What is expected: Print the entries underneath word for word, omitting whatever pictures they contain.

[Entries from a page text dataset]
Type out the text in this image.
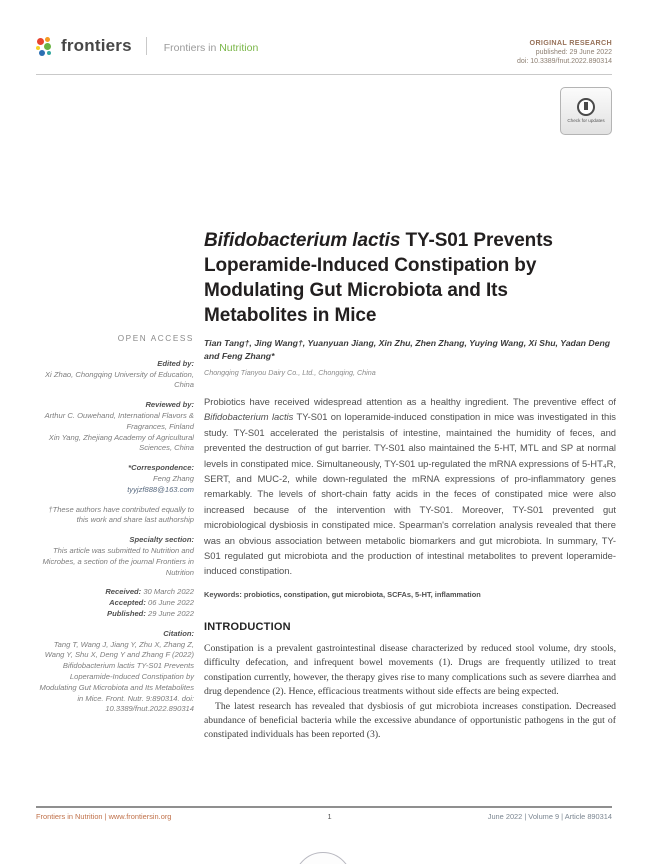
frontiers	Frontiers in Nutrition	ORIGINAL RESEARCH
published: 29 June 2022
doi: 10.3389/fnut.2022.890314
Check for updates
OPEN ACCESS
Edited by:
Xi Zhao, Chongqing University of Education, China
Reviewed by:
Arthur C. Ouwehand, International Flavors & Fragrances, Finland
Xin Yang, Zhejiang Academy of Agricultural Sciences, China
*Correspondence:
Feng Zhang
tyyjzf888@163.com
†These authors have contributed equally to this work and share last authorship
Specialty section:
This article was submitted to Nutrition and Microbes, a section of the journal Frontiers in Nutrition
Received: 30 March 2022
Accepted: 06 June 2022
Published: 29 June 2022
Citation:
Tang T, Wang J, Jiang Y, Zhu X, Zhang Z, Wang Y, Shu X, Deng Y and Zhang F (2022) Bifidobacterium lactis TY-S01 Prevents Loperamide-Induced Constipation by Modulating Gut Microbiota and Its Metabolites in Mice. Front. Nutr. 9:890314. doi: 10.3389/fnut.2022.890314
Bifidobacterium lactis TY-S01 Prevents Loperamide-Induced Constipation by Modulating Gut Microbiota and Its Metabolites in Mice
Tian Tang†, Jing Wang†, Yuanyuan Jiang, Xin Zhu, Zhen Zhang, Yuying Wang, Xi Shu, Yadan Deng and Feng Zhang*
Chongqing Tianyou Dairy Co., Ltd., Chongqing, China
Probiotics have received widespread attention as a healthy ingredient. The preventive effect of Bifidobacterium lactis TY-S01 on loperamide-induced constipation in mice was investigated in this study. TY-S01 accelerated the peristalsis of intestine, maintained the humidity of feces, and prevented the destruction of gut barrier. TY-S01 also maintained the 5-HT, MTL and SP at normal levels in constipated mice. Simultaneously, TY-S01 up-regulated the mRNA expressions of 5-HT₄R, SERT, and MUC-2, while down-regulated the mRNA expressions of pro-inflammatory genes remarkably. The levels of short-chain fatty acids in the feces of constipated mice were also increased because of the intervention with TY-S01. Moreover, TY-S01 prevented gut microbiological dysbiosis in constipated mice. Spearman's correlation analysis revealed that there was an obvious association between metabolic biomarkers and gut microbiota. In summary, TY-S01 regulated gut microbiota and the production of intestinal metabolites to prevent loperamide-induced constipation.
Keywords: probiotics, constipation, gut microbiota, SCFAs, 5-HT, inflammation
INTRODUCTION

Constipation is a prevalent gastrointestinal disease characterized by reduced stool volume, dry stools, difficulty defecation, and infrequent bowel movements (1). Drugs are frequently utilized to treat constipation currently, however, the therapy gives rise to many complications such as severe diarrhea and drug dependence (2). Hence, efficacious treatments without side effects are being expected.

The latest research has revealed that dysbiosis of gut microbiota increases constipation. Decreased abundance of beneficial bacteria while the excessive abundance of opportunistic pathogens in the gut of constipated individuals has been reported (3).

Frontiers in Nutrition | www.frontiersin.org	1	June 2022 | Volume 9 | Article 890314
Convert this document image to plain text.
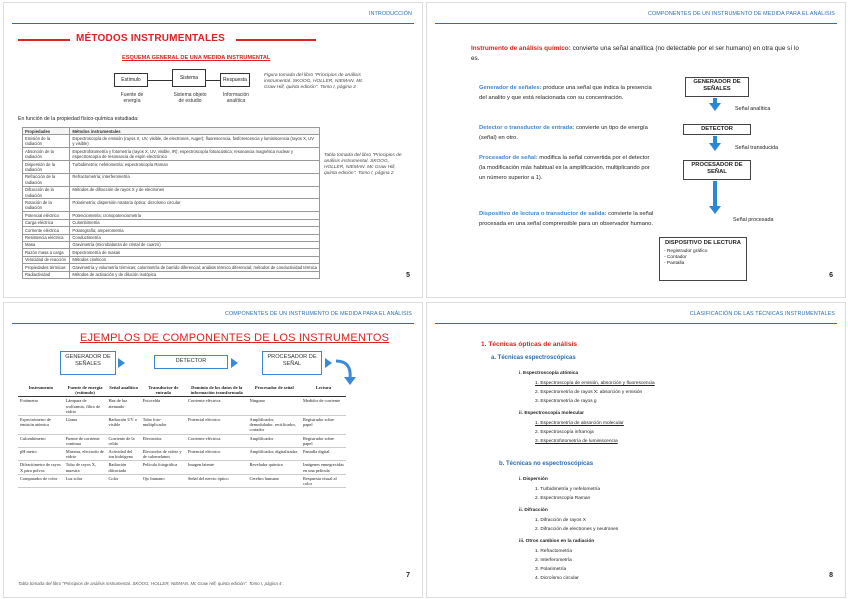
INTRODUCCIÓN
MÉTODOS INSTRUMENTALES
ESQUEMA GENERAL DE UNA MEDIDA INSTRUMENTAL
Estímulo	Sistema	Respuesta
Fuente de energía
Sistema objeto de estudio
Información analítica
Figura tomada del libro "Principios de análisis instrumental. SKOOG, HOLLER, NIEMAN. Mc Graw Hill, quinta edición". Tomo I, página 3
En función de la propiedad físico-química estudiada:
Propiedades	Métodos instrumentales
Emisión de la radiación	Espectroscopía de emisión (rayos X, UV, visible, de electrones, Auger); fluorescencia, fosforescencia y luminiscencia (rayos X, UV y visible)
Absorción de la radiación	Espectrofotometría y fotometría (rayos X, UV, visible, IR); espectroscopía fotoacústica; resonancia magnética nuclear y espectroscopía de resonancia de espín electrónico
Dispersión de la radiación	Turbidimetría; nefelometría; espectroscopía Raman
Refracción de la radiación	Refractometría; interferometría
Difracción de la radiación	Métodos de difracción de rayos X y de electrones
Rotación de la radiación	Polarimetría; dispersión rotatoria óptica; dicroísmo circular
Potencial eléctrico	Potenciometría; cronopotenciometría
Carga eléctrica	Culombimetría
Corriente eléctrica	Polarografía; amperometría
Resistencia eléctrica	Conductimetría
Masa	Gravimetría (microbalanza de cristal de cuarzo)
Razón masa a carga	Espectrometría de masas
Velocidad de reacción	Métodos cinéticos
Propiedades térmicas	Gravimetría y volumetría térmicas; calorimetría de barrido diferencial; análisis térmico diferencial; métodos de conductividad térmica
Radiactividad	Métodos de activación y de dilución isotópica
Tabla tomada del libro "Principios de análisis instrumental. SKOOG, HOLLER, NIEMAN. Mc Graw Hill, quinta edición". Tomo I, página 2
5
COMPONENTES DE UN INSTRUMENTO DE MEDIDA PARA EL ANÁLISIS
Instrumento de análisis químico: convierte una señal analítica (no detectable por el ser humano) en otra que sí lo es.
Generador de señales: produce una señal que indica la presencia del analito y que está relacionada con su concentración.
Detector o transductor de entrada: convierte un tipo de energía (señal) en otro.
Procesador de señal: modifica la señal convertida por el detector (la modificación más habitual es la amplificación, multiplicando por un número superior a 1).
Dispositivo de lectura o transductor de salida: convierte la señal procesada en una señal comprensible para un observador humano.
GENERADOR DE SEÑALES
Señal analítica
DETECTOR
Señal transducida
PROCESADOR DE SEÑAL
Señal procesada
DISPOSITIVO DE LECTURA
- Registrador gráfico
- Contador
- Pantalla
6
COMPONENTES DE UN INSTRUMENTO DE MEDIDA PARA EL ANÁLISIS
EJEMPLOS DE COMPONENTES DE LOS INSTRUMENTOS
GENERADOR DE SEÑALES	DETECTOR
PROCESADOR DE SEÑAL
Instrumento	Fuente de energía (estímulo)	Señal analítica	Transductor de entrada	Dominio de los datos de la información transformada	Procesador de señal	Lectura
Fotómetro	Lámpara de wolframio, filtro de vidrio	Haz de luz atenuado	Fotocelda	Corriente eléctrica	Ninguno	Medidor de corriente
Espectrómetro de emisión atómica	Llama	Radiación UV o visible	Tubo foto-multiplicador	Potencial eléctrico	Amplificador, demodulador, rectificador, cortador	Registrador sobre papel
Culombímetro	Fuente de corriente continua	Corriente de la celda	Electrodos	Corriente eléctrica	Amplificador	Registrador sobre papel
pH metro	Muestra, electrodo de vidrio	Actividad del ion hidrógeno	Electrodos de vidrio y de calomelanos	Potencial eléctrico	Amplificador, digitalizador	Pantalla digital
Difractómetro de rayos X para polvos	Tubo de rayos X, muestra	Radiación difractada	Película fotográfica	Imagen latente	Revelador químico	Imágenes ennegrecidas en una película
Comparador de color	Luz solar	Color	Ojo humano	Señal del nervio óptico	Cerebro humano	Respuesta visual al color
Tabla tomada del libro "Principios de análisis instrumental. SKOOG, HOLLER, NIEMAN. Mc Graw Hill, quinta edición". Tomo I, página 4 .
7
CLASIFICACIÓN DE LAS TÉCNICAS INSTRUMENTALES
1. Técnicas ópticas de análisis
a. Técnicas espectroscópicas
i. Espectroscopía atómica
1. Espectroscopía de emisión, absorción y fluorescencia
2. Espectrometría de rayos X: absorción y emisión
3. Espectrometría de rayos g
ii. Espectroscopía molecular
1. Espectrometría de absorción molecular
2. Espectroscopía infrarroja
3. Espectrofotometría de luminiscencia
b. Técnicas no espectroscópicas
i. Dispersión
1. Turbidimetría y nefelometría
2. Espectroscopía Raman
ii. Difracción
1. Difracción de rayos X
2. Difracción de electrones y neutrones
iii. Otros cambios en la radiación
1. Refractometría
2. Interferometría
3. Polarimetría
4. Dicroísmo circular	8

Answer to the problem:
Type out the text in this image.
frontiers	Frontiers in Nutrition	ORIGINAL RESEARCH
published: 29 June 2022
doi: 10.3389/fnut.2022.890314
Check for updates
OPEN ACCESS
Edited by:
Xi Zhao, Chongqing University of Education, China
Reviewed by:
Arthur C. Ouwehand, International Flavors & Fragrances, Finland
Xin Yang, Zhejiang Academy of Agricultural Sciences, China
*Correspondence:
Feng Zhang
tyyjzf888@163.com
†These authors have contributed equally to this work and share last authorship
Specialty section:
This article was submitted to Nutrition and Microbes, a section of the journal Frontiers in Nutrition
Received: 30 March 2022
Accepted: 06 June 2022
Published: 29 June 2022
Citation:
Tang T, Wang J, Jiang Y, Zhu X, Zhang Z, Wang Y, Shu X, Deng Y and Zhang F (2022) Bifidobacterium lactis TY-S01 Prevents Loperamide-Induced Constipation by Modulating Gut Microbiota and Its Metabolites in Mice. Front. Nutr. 9:890314. doi: 10.3389/fnut.2022.890314
Bifidobacterium lactis TY-S01 Prevents Loperamide-Induced Constipation by Modulating Gut Microbiota and Its Metabolites in Mice
Tian Tang†, Jing Wang†, Yuanyuan Jiang, Xin Zhu, Zhen Zhang, Yuying Wang, Xi Shu, Yadan Deng and Feng Zhang*
Chongqing Tianyou Dairy Co., Ltd., Chongqing, China
Probiotics have received widespread attention as a healthy ingredient. The preventive effect of Bifidobacterium lactis TY-S01 on loperamide-induced constipation in mice was investigated in this study. TY-S01 accelerated the peristalsis of intestine, maintained the humidity of feces, and prevented the destruction of gut barrier. TY-S01 also maintained the 5-HT, MTL and SP at normal levels in constipated mice. Simultaneously, TY-S01 up-regulated the mRNA expressions of 5-HT₄R, SERT, and MUC-2, while down-regulated the mRNA expressions of pro-inflammatory genes remarkably. The levels of short-chain fatty acids in the feces of constipated mice were also increased because of the intervention with TY-S01. Moreover, TY-S01 prevented gut microbiological dysbiosis in constipated mice. Spearman's correlation analysis revealed that there was an obvious association between metabolic biomarkers and gut microbiota. In summary, TY-S01 regulated gut microbiota and the production of intestinal metabolites to prevent loperamide-induced constipation.
Keywords: probiotics, constipation, gut microbiota, SCFAs, 5-HT, inflammation
INTRODUCTION

Constipation is a prevalent gastrointestinal disease characterized by reduced stool volume, dry stools, difficulty defecation, and infrequent bowel movements (1). Drugs are frequently utilized to treat constipation currently, however, the therapy gives rise to many complications such as severe diarrhea and drug dependence (2). Hence, efficacious treatments without side effects are being expected.

The latest research has revealed that dysbiosis of gut microbiota increases constipation. Decreased abundance of beneficial bacteria while the excessive abundance of opportunistic pathogens in the gut of constipated individuals has been reported (3).

Frontiers in Nutrition | www.frontiersin.org	1	June 2022 | Volume 9 | Article 890314
Convert this document image to plain text.
INTRODUCCIÓN
MÉTODOS INSTRUMENTALES
ESQUEMA GENERAL DE UNA MEDIDA INSTRUMENTAL
Estímulo	Sistema	Respuesta
Fuente de energía
Sistema objeto de estudio
Información analítica
Figura tomada del libro "Principios de análisis instrumental. SKOOG, HOLLER, NIEMAN. Mc Graw Hill, quinta edición". Tomo I, página 3
En función de la propiedad físico-química estudiada:
Propiedades	Métodos instrumentales
Emisión de la radiación	Espectroscopía de emisión (rayos X, UV, visible, de electrones, Auger); fluorescencia, fosforescencia y luminiscencia (rayos X, UV y visible)
Absorción de la radiación	Espectrofotometría y fotometría (rayos X, UV, visible, IR); espectroscopía fotoacústica; resonancia magnética nuclear y espectroscopía de resonancia de espín electrónico
Dispersión de la radiación	Turbidimetría; nefelometría; espectroscopía Raman
Refracción de la radiación	Refractometría; interferometría
Difracción de la radiación	Métodos de difracción de rayos X y de electrones
Rotación de la radiación	Polarimetría; dispersión rotatoria óptica; dicroísmo circular
Potencial eléctrico	Potenciometría; cronopotenciometría
Carga eléctrica	Culombimetría
Corriente eléctrica	Polarografía; amperometría
Resistencia eléctrica	Conductimetría
Masa	Gravimetría (microbalanza de cristal de cuarzo)
Razón masa a carga	Espectrometría de masas
Velocidad de reacción	Métodos cinéticos
Propiedades térmicas	Gravimetría y volumetría térmicas; calorimetría de barrido diferencial; análisis térmico diferencial; métodos de conductividad térmica
Radiactividad	Métodos de activación y de dilución isotópica
Tabla tomada del libro "Principios de análisis instrumental. SKOOG, HOLLER, NIEMAN. Mc Graw Hill, quinta edición". Tomo I, página 2
5
COMPONENTES DE UN INSTRUMENTO DE MEDIDA PARA EL ANÁLISIS
Instrumento de análisis químico: convierte una señal analítica (no detectable por el ser humano) en otra que sí lo es.
Generador de señales: produce una señal que indica la presencia del analito y que está relacionada con su concentración.
Detector o transductor de entrada: convierte un tipo de energía (señal) en otro.
Procesador de señal: modifica la señal convertida por el detector (la modificación más habitual es la amplificación, multiplicando por un número superior a 1).
Dispositivo de lectura o transductor de salida: convierte la señal procesada en una señal comprensible para un observador humano.
GENERADOR DE SEÑALES
Señal analítica
DETECTOR
Señal transducida
PROCESADOR DE SEÑAL
Señal procesada
DISPOSITIVO DE LECTURA
- Registrador gráfico
- Contador
- Pantalla
6
COMPONENTES DE UN INSTRUMENTO DE MEDIDA PARA EL ANÁLISIS
EJEMPLOS DE COMPONENTES DE LOS INSTRUMENTOS
GENERADOR DE SEÑALES	DETECTOR
PROCESADOR DE SEÑAL
Instrumento	Fuente de energía (estímulo)	Señal analítica	Transductor de entrada	Dominio de los datos de la información transformada	Procesador de señal	Lectura
Fotómetro	Lámpara de wolframio, filtro de vidrio	Haz de luz atenuado	Fotocelda	Corriente eléctrica	Ninguno	Medidor de corriente
Espectrómetro de emisión atómica	Llama	Radiación UV o visible	Tubo foto-multiplicador	Potencial eléctrico	Amplificador, demodulador, rectificador, cortador	Registrador sobre papel
Culombímetro	Fuente de corriente continua	Corriente de la celda	Electrodos	Corriente eléctrica	Amplificador	Registrador sobre papel
pH metro	Muestra, electrodo de vidrio	Actividad del ion hidrógeno	Electrodos de vidrio y de calomelanos	Potencial eléctrico	Amplificador, digitalizador	Pantalla digital
Difractómetro de rayos X para polvos	Tubo de rayos X, muestra	Radiación difractada	Película fotográfica	Imagen latente	Revelador químico	Imágenes ennegrecidas en una película
Comparador de color	Luz solar	Color	Ojo humano	Señal del nervio óptico	Cerebro humano	Respuesta visual al color
Tabla tomada del libro "Principios de análisis instrumental. SKOOG, HOLLER, NIEMAN. Mc Graw Hill, quinta edición". Tomo I, página 4 .
7
CLASIFICACIÓN DE LAS TÉCNICAS INSTRUMENTALES
1. Técnicas ópticas de análisis
a. Técnicas espectroscópicas
i. Espectroscopía atómica
1. Espectroscopía de emisión, absorción y fluorescencia
2. Espectrometría de rayos X: absorción y emisión
3. Espectrometría de rayos g
ii. Espectroscopía molecular
1. Espectrometría de absorción molecular
2. Espectroscopía infrarroja
3. Espectrofotometría de luminiscencia
b. Técnicas no espectroscópicas
i. Dispersión
1. Turbidimetría y nefelometría
2. Espectroscopía Raman
ii. Difracción
1. Difracción de rayos X
2. Difracción de electrones y neutrones
iii. Otros cambios en la radiación
1. Refractometría
2. Interferometría
3. Polarimetría
4. Dicroísmo circular	8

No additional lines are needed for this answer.